■ **What to produce**: Search the listing for "heavy" and copy every line where it appears.

________________________

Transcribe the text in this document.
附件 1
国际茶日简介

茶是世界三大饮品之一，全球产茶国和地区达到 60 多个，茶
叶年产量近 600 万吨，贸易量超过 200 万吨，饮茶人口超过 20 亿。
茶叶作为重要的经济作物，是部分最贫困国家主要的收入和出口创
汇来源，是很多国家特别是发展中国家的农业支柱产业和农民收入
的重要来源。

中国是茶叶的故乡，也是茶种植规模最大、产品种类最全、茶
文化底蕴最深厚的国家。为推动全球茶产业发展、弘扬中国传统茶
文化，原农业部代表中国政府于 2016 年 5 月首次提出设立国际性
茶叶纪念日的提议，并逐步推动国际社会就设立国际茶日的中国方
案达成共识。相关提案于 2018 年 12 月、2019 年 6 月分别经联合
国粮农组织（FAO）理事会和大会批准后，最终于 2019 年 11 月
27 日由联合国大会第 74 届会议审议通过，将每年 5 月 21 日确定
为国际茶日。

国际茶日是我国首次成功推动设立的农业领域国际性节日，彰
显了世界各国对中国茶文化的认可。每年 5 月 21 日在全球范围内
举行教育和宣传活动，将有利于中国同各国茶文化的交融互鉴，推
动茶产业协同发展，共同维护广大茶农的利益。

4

________________________

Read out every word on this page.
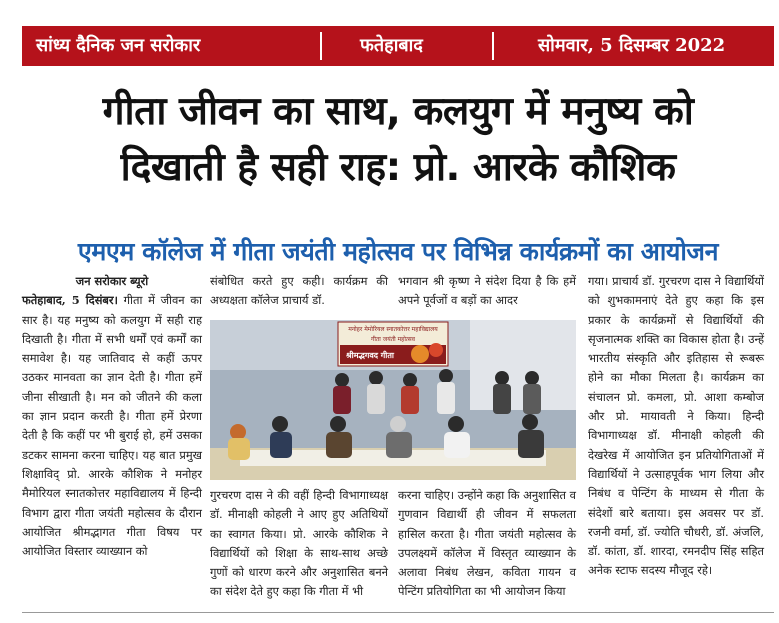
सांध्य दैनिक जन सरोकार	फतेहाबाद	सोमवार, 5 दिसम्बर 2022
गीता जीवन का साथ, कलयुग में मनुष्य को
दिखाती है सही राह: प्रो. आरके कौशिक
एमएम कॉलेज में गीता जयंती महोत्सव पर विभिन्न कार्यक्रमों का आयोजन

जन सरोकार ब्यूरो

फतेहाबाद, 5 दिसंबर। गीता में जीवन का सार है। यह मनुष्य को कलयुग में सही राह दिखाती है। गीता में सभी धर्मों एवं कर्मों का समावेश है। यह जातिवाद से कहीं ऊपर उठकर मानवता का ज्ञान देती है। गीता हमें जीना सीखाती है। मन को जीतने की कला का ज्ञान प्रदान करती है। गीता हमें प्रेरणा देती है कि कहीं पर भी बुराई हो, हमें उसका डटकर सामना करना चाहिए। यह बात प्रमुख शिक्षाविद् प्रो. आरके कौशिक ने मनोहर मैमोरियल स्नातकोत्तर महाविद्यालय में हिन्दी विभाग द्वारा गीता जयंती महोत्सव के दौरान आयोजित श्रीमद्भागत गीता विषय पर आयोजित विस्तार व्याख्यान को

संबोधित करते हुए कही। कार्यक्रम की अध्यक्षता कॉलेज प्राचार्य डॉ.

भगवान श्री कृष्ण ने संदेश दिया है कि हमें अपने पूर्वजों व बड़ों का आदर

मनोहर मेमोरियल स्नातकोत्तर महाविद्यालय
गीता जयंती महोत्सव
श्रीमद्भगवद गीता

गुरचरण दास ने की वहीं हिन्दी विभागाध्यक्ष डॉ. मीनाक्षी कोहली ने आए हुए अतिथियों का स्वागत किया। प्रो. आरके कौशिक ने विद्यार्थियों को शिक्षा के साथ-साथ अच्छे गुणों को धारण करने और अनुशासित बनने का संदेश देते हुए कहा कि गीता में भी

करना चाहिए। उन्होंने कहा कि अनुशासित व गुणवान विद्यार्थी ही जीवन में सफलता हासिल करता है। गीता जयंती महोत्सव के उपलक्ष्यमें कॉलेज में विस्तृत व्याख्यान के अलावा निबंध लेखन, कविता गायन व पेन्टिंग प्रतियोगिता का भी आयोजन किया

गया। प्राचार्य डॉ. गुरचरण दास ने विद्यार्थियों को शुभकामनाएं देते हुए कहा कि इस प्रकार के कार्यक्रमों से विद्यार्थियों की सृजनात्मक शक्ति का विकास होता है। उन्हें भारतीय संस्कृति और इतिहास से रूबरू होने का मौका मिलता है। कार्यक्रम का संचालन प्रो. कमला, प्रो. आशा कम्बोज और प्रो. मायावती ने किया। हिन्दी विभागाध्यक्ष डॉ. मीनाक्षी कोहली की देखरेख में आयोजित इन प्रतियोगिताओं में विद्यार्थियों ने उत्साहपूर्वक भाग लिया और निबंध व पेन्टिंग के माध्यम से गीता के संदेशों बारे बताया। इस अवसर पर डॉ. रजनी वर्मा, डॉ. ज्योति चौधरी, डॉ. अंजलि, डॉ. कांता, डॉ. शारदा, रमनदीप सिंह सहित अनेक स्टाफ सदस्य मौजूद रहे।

________________________

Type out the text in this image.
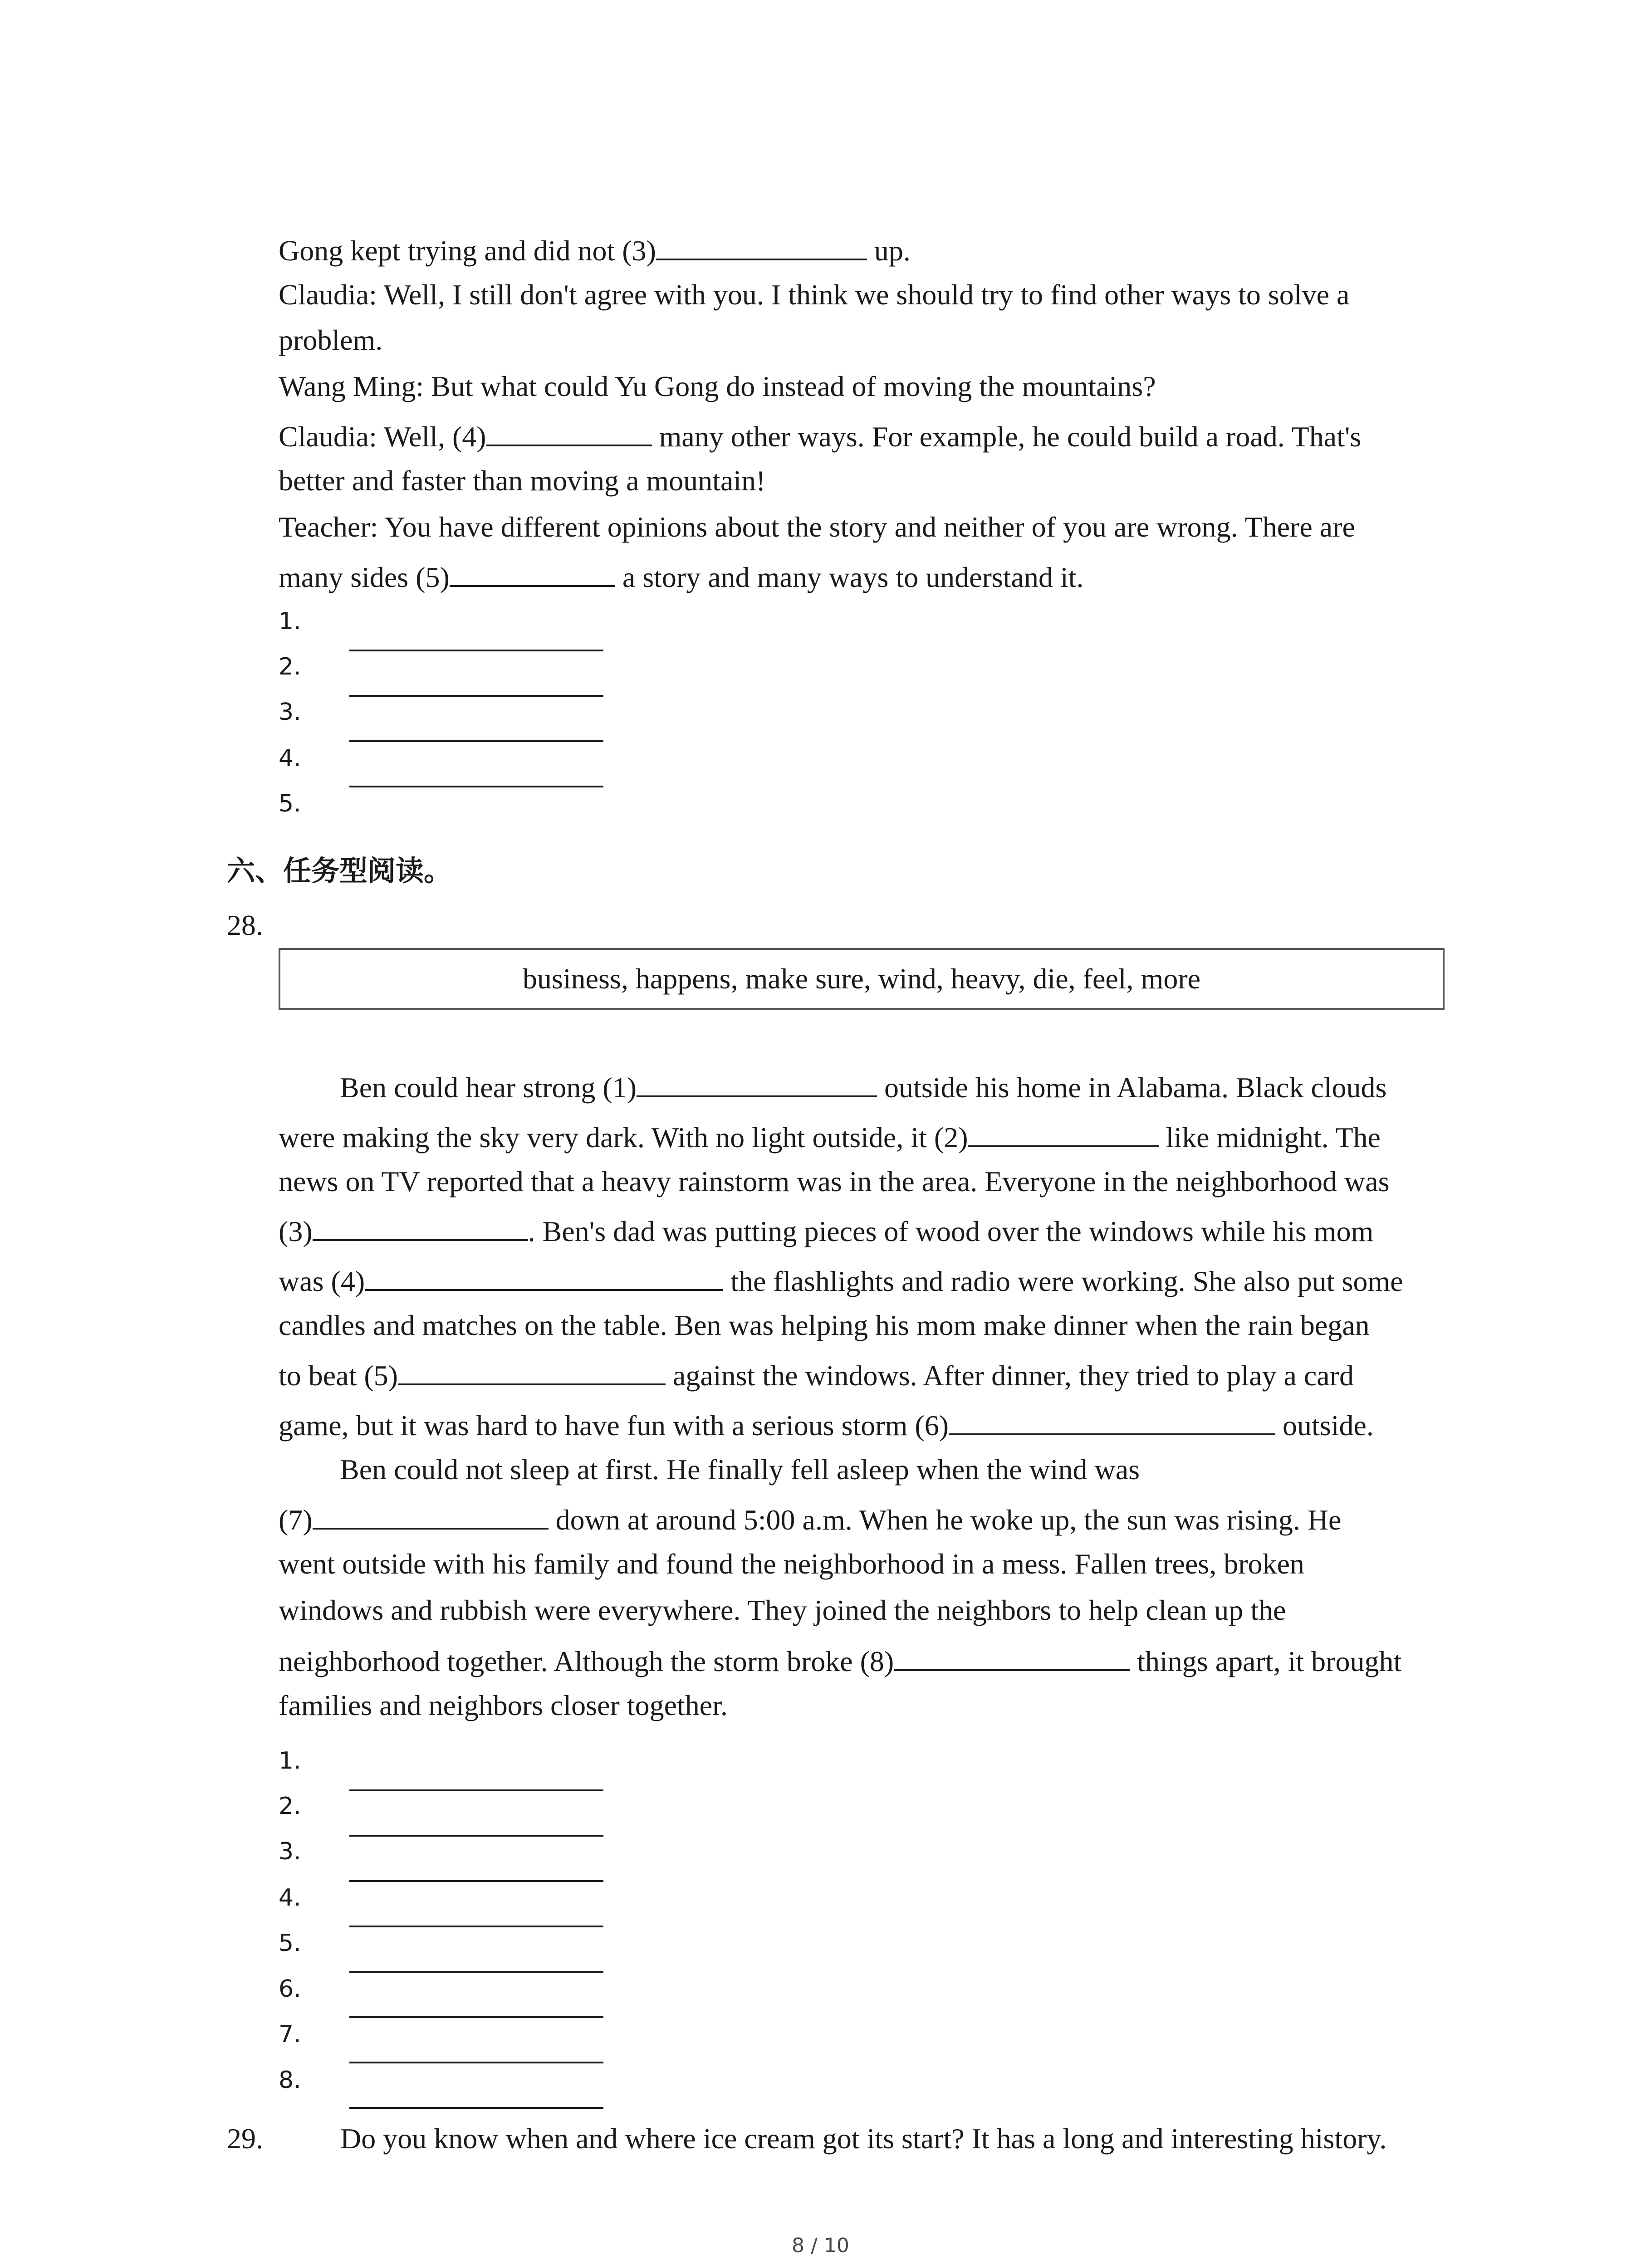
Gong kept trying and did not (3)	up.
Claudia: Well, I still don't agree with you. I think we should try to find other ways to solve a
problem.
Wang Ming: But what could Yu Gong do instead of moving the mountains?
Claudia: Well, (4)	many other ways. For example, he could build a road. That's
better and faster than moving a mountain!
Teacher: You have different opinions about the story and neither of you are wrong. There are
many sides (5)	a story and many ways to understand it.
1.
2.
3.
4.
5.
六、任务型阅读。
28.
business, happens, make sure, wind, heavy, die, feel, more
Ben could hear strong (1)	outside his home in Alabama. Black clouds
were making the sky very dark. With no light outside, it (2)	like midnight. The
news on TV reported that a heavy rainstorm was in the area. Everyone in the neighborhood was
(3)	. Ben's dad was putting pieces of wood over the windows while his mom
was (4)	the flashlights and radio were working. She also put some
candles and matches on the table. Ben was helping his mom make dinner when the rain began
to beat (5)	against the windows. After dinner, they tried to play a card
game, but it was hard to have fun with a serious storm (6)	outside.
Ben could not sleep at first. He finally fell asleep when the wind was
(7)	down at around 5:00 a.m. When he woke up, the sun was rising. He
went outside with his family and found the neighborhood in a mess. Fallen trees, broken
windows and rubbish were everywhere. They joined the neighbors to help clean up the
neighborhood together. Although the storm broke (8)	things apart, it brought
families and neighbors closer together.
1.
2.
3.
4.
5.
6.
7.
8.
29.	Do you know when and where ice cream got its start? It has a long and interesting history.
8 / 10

________________________

■ **Result of this task**:
business, happens, make sure, wind, heavy, die, feel, more
news on TV reported that a heavy rainstorm was in the area. Everyone in the neighborhood was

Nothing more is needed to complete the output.